» Record extracts:
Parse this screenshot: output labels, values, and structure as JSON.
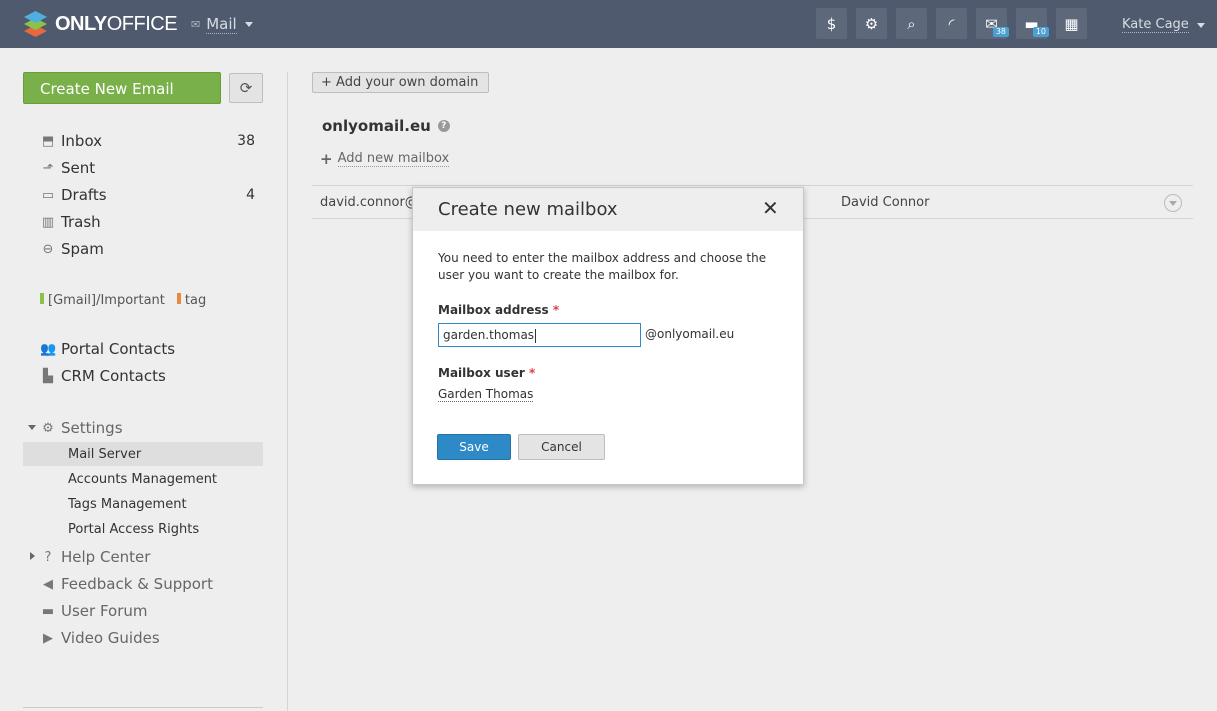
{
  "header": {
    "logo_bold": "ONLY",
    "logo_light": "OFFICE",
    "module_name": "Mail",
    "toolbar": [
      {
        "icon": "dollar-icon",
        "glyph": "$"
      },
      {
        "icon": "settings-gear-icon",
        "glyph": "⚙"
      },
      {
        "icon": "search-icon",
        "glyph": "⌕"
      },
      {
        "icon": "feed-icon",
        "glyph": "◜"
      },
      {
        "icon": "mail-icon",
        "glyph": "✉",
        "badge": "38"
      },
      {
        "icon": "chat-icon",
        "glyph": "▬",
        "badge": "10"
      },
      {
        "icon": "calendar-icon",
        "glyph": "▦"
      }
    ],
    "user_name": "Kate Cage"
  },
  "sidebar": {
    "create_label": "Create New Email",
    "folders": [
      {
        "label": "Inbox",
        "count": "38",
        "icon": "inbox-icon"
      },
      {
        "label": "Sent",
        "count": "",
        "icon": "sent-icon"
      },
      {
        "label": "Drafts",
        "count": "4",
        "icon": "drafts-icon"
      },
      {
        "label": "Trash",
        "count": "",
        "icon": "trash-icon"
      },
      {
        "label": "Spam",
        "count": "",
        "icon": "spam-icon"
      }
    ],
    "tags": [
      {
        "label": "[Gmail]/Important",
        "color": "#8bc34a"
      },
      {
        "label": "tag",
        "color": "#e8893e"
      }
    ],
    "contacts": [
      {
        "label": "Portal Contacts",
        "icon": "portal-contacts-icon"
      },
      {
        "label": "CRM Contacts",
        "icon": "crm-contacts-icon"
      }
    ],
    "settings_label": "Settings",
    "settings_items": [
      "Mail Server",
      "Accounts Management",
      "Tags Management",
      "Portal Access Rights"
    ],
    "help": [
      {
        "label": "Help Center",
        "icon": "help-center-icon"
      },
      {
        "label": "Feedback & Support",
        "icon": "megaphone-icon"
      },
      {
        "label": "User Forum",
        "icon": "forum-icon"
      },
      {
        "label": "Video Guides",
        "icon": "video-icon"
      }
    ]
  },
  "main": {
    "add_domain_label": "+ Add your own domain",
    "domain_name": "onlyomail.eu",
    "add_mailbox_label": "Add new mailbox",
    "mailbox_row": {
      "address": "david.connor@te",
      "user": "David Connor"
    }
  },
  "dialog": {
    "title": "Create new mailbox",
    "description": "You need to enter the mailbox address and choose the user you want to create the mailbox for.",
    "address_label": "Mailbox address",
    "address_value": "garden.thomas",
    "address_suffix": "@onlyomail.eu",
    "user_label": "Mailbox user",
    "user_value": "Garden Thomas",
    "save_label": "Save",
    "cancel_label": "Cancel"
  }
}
...
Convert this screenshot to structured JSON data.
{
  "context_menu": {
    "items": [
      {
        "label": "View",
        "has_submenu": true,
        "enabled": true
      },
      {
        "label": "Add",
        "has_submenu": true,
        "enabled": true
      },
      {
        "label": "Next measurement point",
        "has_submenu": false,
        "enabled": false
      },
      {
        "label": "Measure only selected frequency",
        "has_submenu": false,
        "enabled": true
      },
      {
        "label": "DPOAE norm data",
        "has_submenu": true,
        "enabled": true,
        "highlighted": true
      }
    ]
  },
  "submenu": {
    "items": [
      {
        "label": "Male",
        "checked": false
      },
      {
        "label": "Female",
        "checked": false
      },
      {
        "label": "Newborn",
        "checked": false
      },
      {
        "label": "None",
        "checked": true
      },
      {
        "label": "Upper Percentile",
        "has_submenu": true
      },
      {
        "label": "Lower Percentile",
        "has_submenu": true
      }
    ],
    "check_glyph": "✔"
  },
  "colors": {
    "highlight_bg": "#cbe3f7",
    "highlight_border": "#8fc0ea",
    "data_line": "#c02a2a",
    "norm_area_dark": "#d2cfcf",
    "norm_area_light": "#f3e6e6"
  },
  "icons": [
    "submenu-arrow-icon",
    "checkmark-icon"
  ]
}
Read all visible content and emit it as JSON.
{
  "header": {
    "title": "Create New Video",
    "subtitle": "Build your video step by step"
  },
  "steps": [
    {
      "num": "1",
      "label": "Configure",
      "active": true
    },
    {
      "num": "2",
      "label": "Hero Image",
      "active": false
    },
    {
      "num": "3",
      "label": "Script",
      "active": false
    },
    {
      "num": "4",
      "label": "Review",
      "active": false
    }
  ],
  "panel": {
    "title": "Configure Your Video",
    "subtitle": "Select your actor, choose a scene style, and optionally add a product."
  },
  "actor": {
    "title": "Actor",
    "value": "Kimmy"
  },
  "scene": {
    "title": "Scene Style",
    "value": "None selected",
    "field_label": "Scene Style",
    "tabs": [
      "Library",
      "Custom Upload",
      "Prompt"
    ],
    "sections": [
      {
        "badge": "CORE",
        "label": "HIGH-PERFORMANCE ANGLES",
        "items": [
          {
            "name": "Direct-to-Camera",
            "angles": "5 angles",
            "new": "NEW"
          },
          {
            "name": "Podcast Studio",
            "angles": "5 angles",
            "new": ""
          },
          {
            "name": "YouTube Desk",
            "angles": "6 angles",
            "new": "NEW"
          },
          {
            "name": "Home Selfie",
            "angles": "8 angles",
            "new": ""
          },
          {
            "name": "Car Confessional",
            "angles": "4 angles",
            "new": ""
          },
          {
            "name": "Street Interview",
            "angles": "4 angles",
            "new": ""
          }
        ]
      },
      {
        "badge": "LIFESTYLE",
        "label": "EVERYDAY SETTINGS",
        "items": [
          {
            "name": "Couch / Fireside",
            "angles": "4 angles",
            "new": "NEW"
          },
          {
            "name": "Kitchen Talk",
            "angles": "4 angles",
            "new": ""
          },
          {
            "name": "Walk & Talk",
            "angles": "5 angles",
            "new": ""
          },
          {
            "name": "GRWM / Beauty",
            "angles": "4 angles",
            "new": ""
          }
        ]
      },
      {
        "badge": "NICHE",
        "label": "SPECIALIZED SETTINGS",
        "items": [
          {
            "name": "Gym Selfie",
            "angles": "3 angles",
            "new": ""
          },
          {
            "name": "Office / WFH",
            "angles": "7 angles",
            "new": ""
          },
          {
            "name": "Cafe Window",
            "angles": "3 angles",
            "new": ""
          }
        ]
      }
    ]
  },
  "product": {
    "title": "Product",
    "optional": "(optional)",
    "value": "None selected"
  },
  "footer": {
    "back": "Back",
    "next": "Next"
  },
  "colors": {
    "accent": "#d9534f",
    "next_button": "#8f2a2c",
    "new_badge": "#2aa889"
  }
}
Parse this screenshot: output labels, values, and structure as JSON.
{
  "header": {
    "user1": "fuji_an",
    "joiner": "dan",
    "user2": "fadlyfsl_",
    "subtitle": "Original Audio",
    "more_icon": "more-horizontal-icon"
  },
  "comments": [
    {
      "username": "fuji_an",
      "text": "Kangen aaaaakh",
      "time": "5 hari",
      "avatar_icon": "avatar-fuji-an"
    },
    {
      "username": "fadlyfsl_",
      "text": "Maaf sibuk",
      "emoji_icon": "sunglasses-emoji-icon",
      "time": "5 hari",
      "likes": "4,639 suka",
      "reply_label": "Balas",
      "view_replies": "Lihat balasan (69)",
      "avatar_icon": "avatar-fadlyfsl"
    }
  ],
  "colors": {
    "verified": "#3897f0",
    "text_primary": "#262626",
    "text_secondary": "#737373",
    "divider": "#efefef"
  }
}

» Exercise:
Look through the entries and return every line where "Percentile" appears.

» Solution to the problem:
        "label": "Upper Percentile",
        "label": "Lower Percentile",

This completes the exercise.